(Data records)
┄┄┄┄┄┄

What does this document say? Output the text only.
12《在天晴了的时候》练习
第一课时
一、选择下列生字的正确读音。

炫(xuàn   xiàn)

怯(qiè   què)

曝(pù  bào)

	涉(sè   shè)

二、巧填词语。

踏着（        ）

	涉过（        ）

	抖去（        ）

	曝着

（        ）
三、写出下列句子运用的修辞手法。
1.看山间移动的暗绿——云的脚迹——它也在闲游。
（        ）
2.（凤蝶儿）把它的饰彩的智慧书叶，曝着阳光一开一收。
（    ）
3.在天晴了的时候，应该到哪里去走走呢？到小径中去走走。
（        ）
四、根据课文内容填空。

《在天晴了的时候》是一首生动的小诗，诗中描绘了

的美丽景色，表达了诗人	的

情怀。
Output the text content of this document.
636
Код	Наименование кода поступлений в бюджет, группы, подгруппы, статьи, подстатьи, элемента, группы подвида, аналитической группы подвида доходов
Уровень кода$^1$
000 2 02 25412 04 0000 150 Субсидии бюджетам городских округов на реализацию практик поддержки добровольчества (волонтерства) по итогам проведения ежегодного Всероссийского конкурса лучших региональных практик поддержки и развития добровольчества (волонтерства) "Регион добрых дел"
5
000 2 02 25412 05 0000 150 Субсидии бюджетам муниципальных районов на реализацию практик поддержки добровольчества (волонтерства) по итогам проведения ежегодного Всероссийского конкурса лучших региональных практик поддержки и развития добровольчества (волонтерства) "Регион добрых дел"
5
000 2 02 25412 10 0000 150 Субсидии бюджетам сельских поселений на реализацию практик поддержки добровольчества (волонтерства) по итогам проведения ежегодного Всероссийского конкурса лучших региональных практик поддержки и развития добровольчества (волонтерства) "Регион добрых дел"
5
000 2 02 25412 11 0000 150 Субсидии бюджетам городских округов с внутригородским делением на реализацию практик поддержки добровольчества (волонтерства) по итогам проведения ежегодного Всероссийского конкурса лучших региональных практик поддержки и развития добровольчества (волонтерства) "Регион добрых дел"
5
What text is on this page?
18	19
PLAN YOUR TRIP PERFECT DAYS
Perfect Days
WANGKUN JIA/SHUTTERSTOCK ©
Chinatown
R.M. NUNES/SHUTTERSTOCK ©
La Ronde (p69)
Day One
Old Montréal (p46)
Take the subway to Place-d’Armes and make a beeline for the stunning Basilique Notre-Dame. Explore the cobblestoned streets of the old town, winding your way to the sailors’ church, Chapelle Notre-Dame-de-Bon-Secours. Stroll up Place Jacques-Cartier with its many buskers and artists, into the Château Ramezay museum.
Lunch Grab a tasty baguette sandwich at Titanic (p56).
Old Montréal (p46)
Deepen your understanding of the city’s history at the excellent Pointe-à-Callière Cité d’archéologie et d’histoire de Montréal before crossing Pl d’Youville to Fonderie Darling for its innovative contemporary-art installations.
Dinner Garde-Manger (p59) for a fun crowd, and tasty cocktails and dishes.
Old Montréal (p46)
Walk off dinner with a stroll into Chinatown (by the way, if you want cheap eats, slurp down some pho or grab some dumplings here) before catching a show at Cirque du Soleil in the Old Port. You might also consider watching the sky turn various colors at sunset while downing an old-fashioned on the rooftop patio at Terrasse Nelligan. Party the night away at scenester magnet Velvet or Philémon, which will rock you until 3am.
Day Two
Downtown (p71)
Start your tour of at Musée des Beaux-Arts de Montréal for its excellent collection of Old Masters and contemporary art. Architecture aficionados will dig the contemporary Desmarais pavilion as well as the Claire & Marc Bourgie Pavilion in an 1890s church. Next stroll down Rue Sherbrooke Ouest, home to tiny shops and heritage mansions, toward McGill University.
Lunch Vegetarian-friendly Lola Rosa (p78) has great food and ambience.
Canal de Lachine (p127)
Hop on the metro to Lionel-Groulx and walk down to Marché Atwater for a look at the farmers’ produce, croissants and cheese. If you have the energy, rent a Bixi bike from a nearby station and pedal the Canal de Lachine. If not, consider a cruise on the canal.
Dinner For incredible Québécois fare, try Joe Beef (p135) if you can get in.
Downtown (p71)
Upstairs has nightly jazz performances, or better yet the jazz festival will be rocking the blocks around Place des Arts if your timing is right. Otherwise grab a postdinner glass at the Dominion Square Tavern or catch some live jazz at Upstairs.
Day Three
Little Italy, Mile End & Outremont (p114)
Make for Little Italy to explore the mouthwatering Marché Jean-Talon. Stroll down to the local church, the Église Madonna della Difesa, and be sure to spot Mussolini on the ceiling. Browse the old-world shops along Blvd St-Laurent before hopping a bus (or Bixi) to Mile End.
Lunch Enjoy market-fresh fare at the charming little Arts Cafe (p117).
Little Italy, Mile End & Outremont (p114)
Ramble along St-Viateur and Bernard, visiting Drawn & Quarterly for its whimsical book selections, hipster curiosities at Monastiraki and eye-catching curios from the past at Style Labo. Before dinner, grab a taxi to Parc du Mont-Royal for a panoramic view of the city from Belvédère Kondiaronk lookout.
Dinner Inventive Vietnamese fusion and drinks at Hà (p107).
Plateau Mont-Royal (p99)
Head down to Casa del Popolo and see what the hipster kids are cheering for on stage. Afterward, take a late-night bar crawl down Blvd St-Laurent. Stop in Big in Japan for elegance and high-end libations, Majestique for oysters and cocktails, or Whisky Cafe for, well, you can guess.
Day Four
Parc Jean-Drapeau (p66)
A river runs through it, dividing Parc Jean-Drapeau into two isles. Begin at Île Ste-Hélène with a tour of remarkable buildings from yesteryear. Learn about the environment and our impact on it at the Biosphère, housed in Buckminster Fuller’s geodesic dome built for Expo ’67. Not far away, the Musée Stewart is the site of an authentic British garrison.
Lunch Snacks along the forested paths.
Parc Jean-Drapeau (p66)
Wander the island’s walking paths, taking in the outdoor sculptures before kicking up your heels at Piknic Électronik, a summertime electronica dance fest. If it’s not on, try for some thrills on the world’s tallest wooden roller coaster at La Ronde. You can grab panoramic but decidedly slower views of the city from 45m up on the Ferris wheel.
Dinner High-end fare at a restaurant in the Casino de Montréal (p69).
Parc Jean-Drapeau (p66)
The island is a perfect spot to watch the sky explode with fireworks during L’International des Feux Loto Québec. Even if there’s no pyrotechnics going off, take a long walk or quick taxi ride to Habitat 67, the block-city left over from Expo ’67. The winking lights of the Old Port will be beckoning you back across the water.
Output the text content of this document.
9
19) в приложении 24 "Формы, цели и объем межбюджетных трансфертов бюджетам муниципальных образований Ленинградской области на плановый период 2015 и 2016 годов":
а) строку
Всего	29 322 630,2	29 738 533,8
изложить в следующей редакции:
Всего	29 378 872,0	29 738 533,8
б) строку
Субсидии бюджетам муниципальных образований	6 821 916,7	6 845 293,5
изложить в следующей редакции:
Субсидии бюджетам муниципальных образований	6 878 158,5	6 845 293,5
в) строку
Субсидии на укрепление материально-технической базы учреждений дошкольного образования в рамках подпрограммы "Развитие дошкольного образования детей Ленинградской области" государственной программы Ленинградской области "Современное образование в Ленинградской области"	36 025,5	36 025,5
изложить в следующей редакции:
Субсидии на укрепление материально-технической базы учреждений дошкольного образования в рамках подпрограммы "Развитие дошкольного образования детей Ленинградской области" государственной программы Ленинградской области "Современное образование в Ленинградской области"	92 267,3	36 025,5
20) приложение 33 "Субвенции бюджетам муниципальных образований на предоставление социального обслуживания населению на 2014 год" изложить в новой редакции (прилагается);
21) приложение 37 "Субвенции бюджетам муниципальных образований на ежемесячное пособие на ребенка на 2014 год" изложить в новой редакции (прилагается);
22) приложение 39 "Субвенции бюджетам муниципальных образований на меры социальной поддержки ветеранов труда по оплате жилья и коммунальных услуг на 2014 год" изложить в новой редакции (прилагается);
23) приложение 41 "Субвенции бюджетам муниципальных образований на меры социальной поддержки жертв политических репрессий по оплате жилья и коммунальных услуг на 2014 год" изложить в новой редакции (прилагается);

┄┄┄┄┄┄

**Your task:**
List each line holding the string "изложить".

**Solved exercise:**
изложить в следующей редакции:
изложить в следующей редакции:
изложить в следующей редакции:
20) приложение 33 "Субвенции бюджетам муниципальных образований на предоставление социального обслуживания населению на 2014 год" изложить в новой редакции (прилагается);
21) приложение 37 "Субвенции бюджетам муниципальных образований на ежемесячное пособие на ребенка на 2014 год" изложить в новой редакции (прилагается);
22) приложение 39 "Субвенции бюджетам муниципальных образований на меры социальной поддержки ветеранов труда по оплате жилья и коммунальных услуг на 2014 год" изложить в новой редакции (прилагается);
23) приложение 41 "Субвенции бюджетам муниципальных образований на меры социальной поддержки жертв политических репрессий по оплате жилья и коммунальных услуг на 2014 год" изложить в новой редакции (прилагается);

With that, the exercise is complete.